Written request
Repeat the records exactly. Every line must match.

Source data:
## start

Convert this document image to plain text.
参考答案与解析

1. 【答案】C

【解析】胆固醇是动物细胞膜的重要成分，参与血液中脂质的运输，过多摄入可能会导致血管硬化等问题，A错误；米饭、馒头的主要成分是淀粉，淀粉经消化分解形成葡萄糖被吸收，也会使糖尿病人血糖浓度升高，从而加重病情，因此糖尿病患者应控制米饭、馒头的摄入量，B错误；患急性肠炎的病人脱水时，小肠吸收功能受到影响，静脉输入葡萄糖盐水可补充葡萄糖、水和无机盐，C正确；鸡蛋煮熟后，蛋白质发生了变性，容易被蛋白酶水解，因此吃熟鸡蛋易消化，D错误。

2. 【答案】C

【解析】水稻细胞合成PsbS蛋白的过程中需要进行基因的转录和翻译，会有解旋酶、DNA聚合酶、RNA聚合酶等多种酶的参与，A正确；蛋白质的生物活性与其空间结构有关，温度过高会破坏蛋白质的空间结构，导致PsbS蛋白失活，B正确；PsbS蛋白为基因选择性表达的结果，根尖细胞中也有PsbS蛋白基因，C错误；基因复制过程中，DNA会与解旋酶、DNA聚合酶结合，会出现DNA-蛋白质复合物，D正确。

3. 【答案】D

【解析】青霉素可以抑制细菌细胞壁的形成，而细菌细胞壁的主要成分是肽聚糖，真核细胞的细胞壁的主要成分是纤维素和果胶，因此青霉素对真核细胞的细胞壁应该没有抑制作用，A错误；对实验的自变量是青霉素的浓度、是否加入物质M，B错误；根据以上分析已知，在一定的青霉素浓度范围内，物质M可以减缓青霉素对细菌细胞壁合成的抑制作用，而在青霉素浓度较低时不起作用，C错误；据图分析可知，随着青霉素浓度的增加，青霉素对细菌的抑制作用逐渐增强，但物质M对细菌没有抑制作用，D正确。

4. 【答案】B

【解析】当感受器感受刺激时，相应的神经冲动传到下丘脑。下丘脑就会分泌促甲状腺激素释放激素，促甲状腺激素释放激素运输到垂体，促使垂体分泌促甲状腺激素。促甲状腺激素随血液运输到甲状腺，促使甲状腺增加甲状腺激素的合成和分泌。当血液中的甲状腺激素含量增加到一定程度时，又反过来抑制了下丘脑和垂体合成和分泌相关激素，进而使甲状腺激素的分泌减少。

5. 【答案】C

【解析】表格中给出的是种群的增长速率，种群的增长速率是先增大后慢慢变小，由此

## end

Result
Convert this document image to plain text.
参考答案与解析

1. 【答案】C

【解析】胆固醇是动物细胞膜的重要成分，参与血液中脂质的运输，过多摄入可能会导致血管硬化等问题，A错误；米饭、馒头的主要成分是淀粉，淀粉经消化分解形成葡萄糖被吸收，也会使糖尿病人血糖浓度升高，从而加重病情，因此糖尿病患者应控制米饭、馒头的摄入量，B错误；患急性肠炎的病人脱水时，小肠吸收功能受到影响，静脉输入葡萄糖盐水可补充葡萄糖、水和无机盐，C正确；鸡蛋煮熟后，蛋白质发生了变性，容易被蛋白酶水解，因此吃熟鸡蛋易消化，D错误。

2. 【答案】C

【解析】水稻细胞合成PsbS蛋白的过程中需要进行基因的转录和翻译，会有解旋酶、DNA聚合酶、RNA聚合酶等多种酶的参与，A正确；蛋白质的生物活性与其空间结构有关，温度过高会破坏蛋白质的空间结构，导致PsbS蛋白失活，B正确；PsbS蛋白为基因选择性表达的结果，根尖细胞中也有PsbS蛋白基因，C错误；基因复制过程中，DNA会与解旋酶、DNA聚合酶结合，会出现DNA-蛋白质复合物，D正确。

3. 【答案】D

【解析】青霉素可以抑制细菌细胞壁的形成，而细菌细胞壁的主要成分是肽聚糖，真核细胞的细胞壁的主要成分是纤维素和果胶，因此青霉素对真核细胞的细胞壁应该没有抑制作用，A错误；对实验的自变量是青霉素的浓度、是否加入物质M，B错误；根据以上分析已知，在一定的青霉素浓度范围内，物质M可以减缓青霉素对细菌细胞壁合成的抑制作用，而在青霉素浓度较低时不起作用，C错误；据图分析可知，随着青霉素浓度的增加，青霉素对细菌的抑制作用逐渐增强，但物质M对细菌没有抑制作用，D正确。

4. 【答案】B

【解析】当感受器感受刺激时，相应的神经冲动传到下丘脑。下丘脑就会分泌促甲状腺激素释放激素，促甲状腺激素释放激素运输到垂体，促使垂体分泌促甲状腺激素。促甲状腺激素随血液运输到甲状腺，促使甲状腺增加甲状腺激素的合成和分泌。当血液中的甲状腺激素含量增加到一定程度时，又反过来抑制了下丘脑和垂体合成和分泌相关激素，进而使甲状腺激素的分泌减少。

5. 【答案】C

【解析】表格中给出的是种群的增长速率，种群的增长速率是先增大后慢慢变小，由此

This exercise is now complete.